[Collected data entries]
────────────────────────────────────────

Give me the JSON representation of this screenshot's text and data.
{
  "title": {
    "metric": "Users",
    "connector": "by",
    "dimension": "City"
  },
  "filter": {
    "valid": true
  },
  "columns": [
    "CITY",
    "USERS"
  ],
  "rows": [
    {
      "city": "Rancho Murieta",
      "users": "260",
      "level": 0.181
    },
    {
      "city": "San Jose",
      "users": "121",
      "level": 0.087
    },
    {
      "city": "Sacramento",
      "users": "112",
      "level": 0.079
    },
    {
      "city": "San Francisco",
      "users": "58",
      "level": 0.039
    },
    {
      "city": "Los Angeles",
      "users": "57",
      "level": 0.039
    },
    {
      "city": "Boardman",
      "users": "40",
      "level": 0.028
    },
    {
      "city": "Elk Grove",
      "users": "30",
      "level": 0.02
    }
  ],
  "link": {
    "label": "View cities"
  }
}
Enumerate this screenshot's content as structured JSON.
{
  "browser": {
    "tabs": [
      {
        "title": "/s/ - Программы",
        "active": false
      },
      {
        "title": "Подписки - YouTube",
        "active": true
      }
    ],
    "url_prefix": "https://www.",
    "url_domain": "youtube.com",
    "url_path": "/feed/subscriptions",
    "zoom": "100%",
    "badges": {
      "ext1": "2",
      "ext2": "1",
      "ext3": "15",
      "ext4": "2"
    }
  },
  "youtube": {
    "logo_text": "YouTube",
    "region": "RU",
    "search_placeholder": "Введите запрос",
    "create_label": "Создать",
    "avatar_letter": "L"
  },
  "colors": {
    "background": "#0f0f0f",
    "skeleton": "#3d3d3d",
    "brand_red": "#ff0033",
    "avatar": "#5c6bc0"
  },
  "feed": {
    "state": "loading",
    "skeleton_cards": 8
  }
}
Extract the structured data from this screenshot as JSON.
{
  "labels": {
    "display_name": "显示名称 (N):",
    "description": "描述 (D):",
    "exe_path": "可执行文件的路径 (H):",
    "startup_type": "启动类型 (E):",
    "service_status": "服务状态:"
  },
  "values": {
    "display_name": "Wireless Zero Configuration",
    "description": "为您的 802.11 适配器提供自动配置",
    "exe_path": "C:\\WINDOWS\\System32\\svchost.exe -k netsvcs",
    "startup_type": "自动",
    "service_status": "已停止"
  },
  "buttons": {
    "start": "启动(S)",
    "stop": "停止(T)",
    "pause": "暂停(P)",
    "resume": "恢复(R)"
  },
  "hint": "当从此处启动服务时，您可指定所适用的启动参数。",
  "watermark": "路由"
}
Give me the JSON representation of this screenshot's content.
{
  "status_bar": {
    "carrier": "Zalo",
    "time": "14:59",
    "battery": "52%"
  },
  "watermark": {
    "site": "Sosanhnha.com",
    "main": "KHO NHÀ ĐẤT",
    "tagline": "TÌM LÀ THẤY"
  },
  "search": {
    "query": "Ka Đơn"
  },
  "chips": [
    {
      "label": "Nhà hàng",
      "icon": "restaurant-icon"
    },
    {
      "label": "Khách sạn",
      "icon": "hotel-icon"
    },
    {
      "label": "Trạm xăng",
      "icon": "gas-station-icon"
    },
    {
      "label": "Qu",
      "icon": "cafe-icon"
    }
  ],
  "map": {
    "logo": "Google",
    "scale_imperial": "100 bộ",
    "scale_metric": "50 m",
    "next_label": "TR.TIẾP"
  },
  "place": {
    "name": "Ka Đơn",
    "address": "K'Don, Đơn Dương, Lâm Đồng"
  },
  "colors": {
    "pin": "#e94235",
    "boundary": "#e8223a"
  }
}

────────────────────────────────────────

## Directions
Search the entries for the word "level", then gather every line that has it.

## Exercise answer
      "level": 0.181
      "level": 0.087
      "level": 0.079
      "level": 0.039
      "level": 0.039
      "level": 0.028
      "level": 0.02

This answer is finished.